Rows from a figure dataset
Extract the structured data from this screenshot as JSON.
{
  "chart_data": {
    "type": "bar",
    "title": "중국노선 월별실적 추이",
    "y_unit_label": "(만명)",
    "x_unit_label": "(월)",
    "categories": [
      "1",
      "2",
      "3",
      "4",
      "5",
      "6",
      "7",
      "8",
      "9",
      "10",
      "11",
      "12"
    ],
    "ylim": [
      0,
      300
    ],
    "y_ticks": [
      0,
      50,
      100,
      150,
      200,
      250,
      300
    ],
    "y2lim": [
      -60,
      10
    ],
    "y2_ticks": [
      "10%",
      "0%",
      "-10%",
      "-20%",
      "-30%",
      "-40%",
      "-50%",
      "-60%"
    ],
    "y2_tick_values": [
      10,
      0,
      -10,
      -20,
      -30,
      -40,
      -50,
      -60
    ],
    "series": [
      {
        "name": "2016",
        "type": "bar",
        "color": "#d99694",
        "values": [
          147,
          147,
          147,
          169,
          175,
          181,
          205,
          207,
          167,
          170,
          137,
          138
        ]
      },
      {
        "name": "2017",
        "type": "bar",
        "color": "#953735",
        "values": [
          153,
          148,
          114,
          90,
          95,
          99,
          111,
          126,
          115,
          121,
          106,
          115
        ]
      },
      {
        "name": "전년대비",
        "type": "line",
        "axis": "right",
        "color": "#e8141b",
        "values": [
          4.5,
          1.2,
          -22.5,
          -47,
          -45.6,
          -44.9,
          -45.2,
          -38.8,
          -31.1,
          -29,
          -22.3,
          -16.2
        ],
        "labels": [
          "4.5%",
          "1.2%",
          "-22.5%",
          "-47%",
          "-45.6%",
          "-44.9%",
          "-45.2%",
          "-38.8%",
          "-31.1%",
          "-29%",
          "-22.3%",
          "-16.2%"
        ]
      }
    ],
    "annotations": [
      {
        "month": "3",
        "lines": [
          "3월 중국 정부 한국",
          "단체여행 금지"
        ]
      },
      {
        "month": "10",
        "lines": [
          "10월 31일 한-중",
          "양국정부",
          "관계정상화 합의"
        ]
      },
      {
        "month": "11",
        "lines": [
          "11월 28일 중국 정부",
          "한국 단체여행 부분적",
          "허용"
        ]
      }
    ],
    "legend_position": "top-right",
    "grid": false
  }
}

* **What to do**
Would you reproduce all the entries exactly?

* **Result of this task**
Extract the structured data from this screenshot as JSON.
{
  "chart_data": {
    "type": "bar",
    "title": "중국노선 월별실적 추이",
    "y_unit_label": "(만명)",
    "x_unit_label": "(월)",
    "categories": [
      "1",
      "2",
      "3",
      "4",
      "5",
      "6",
      "7",
      "8",
      "9",
      "10",
      "11",
      "12"
    ],
    "ylim": [
      0,
      300
    ],
    "y_ticks": [
      0,
      50,
      100,
      150,
      200,
      250,
      300
    ],
    "y2lim": [
      -60,
      10
    ],
    "y2_ticks": [
      "10%",
      "0%",
      "-10%",
      "-20%",
      "-30%",
      "-40%",
      "-50%",
      "-60%"
    ],
    "y2_tick_values": [
      10,
      0,
      -10,
      -20,
      -30,
      -40,
      -50,
      -60
    ],
    "series": [
      {
        "name": "2016",
        "type": "bar",
        "color": "#d99694",
        "values": [
          147,
          147,
          147,
          169,
          175,
          181,
          205,
          207,
          167,
          170,
          137,
          138
        ]
      },
      {
        "name": "2017",
        "type": "bar",
        "color": "#953735",
        "values": [
          153,
          148,
          114,
          90,
          95,
          99,
          111,
          126,
          115,
          121,
          106,
          115
        ]
      },
      {
        "name": "전년대비",
        "type": "line",
        "axis": "right",
        "color": "#e8141b",
        "values": [
          4.5,
          1.2,
          -22.5,
          -47,
          -45.6,
          -44.9,
          -45.2,
          -38.8,
          -31.1,
          -29,
          -22.3,
          -16.2
        ],
        "labels": [
          "4.5%",
          "1.2%",
          "-22.5%",
          "-47%",
          "-45.6%",
          "-44.9%",
          "-45.2%",
          "-38.8%",
          "-31.1%",
          "-29%",
          "-22.3%",
          "-16.2%"
        ]
      }
    ],
    "annotations": [
      {
        "month": "3",
        "lines": [
          "3월 중국 정부 한국",
          "단체여행 금지"
        ]
      },
      {
        "month": "10",
        "lines": [
          "10월 31일 한-중",
          "양국정부",
          "관계정상화 합의"
        ]
      },
      {
        "month": "11",
        "lines": [
          "11월 28일 중국 정부",
          "한국 단체여행 부분적",
          "허용"
        ]
      }
    ],
    "legend_position": "top-right",
    "grid": false
  }
}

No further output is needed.